### Task brief
Output the material beneath this task exactly, images excluded.

### Dataset content
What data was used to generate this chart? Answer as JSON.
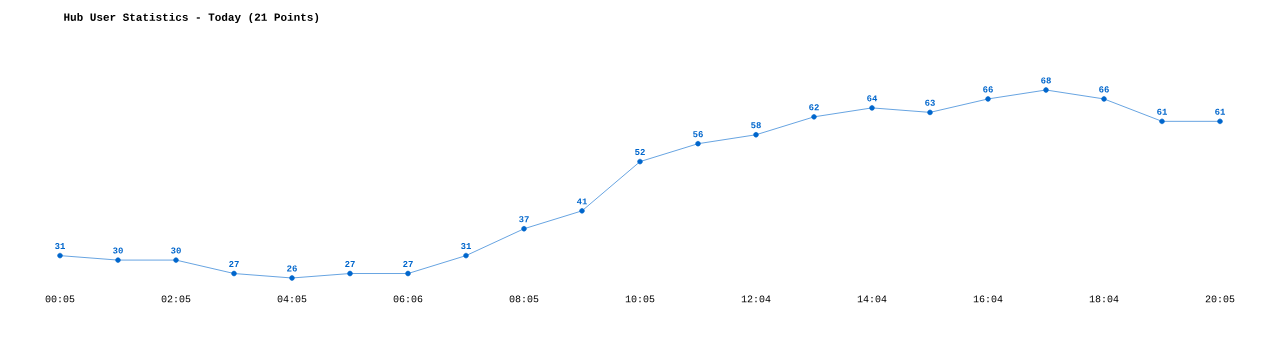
{
  "chart_data": {
    "type": "line",
    "title": "Hub User Statistics - Today (21 Points)",
    "categories": [
      "00:05",
      null,
      "02:05",
      null,
      "04:05",
      null,
      "06:06",
      null,
      "08:05",
      null,
      "10:05",
      null,
      "12:04",
      null,
      "14:04",
      null,
      "16:04",
      null,
      "18:04",
      null,
      "20:05"
    ],
    "values": [
      31,
      30,
      30,
      27,
      26,
      27,
      27,
      31,
      37,
      41,
      52,
      56,
      58,
      62,
      64,
      63,
      66,
      68,
      66,
      61,
      61
    ],
    "color": "#0066cc",
    "marker": "circle",
    "data_labels": true
  }
}
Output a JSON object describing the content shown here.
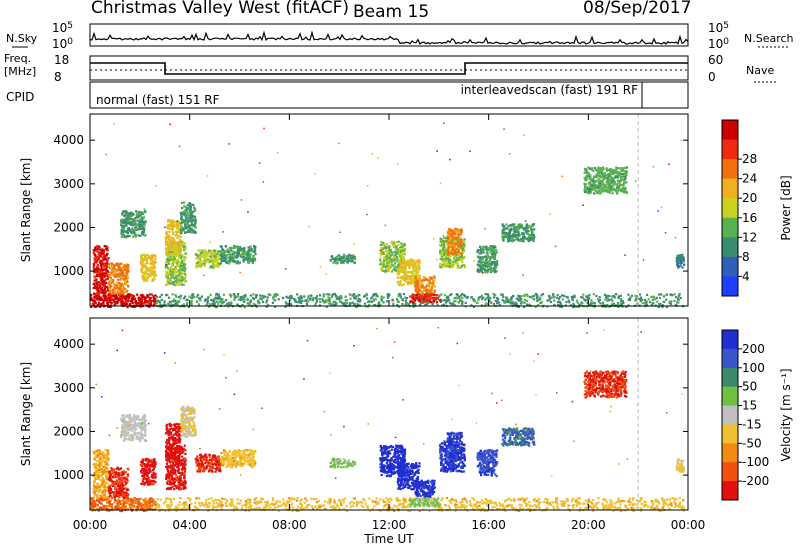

### Correct result
What data was used to generate this chart? Answer as JSON.
{
  "chart_data": {
    "type": "line",
    "title": "Hub User Statistics - Today (21 Points)",
    "categories": [
      "00:05",
      null,
      "02:05",
      null,
      "04:05",
      null,
      "06:06",
      null,
      "08:05",
      null,
      "10:05",
      null,
      "12:04",
      null,
      "14:04",
      null,
      "16:04",
      null,
      "18:04",
      null,
      "20:05"
    ],
    "values": [
      31,
      30,
      30,
      27,
      26,
      27,
      27,
      31,
      37,
      41,
      52,
      56,
      58,
      62,
      64,
      63,
      66,
      68,
      66,
      61,
      61
    ],
    "color": "#0066cc",
    "marker": "circle",
    "data_labels": true
  }
}
Output a JSON object describing the content shown here.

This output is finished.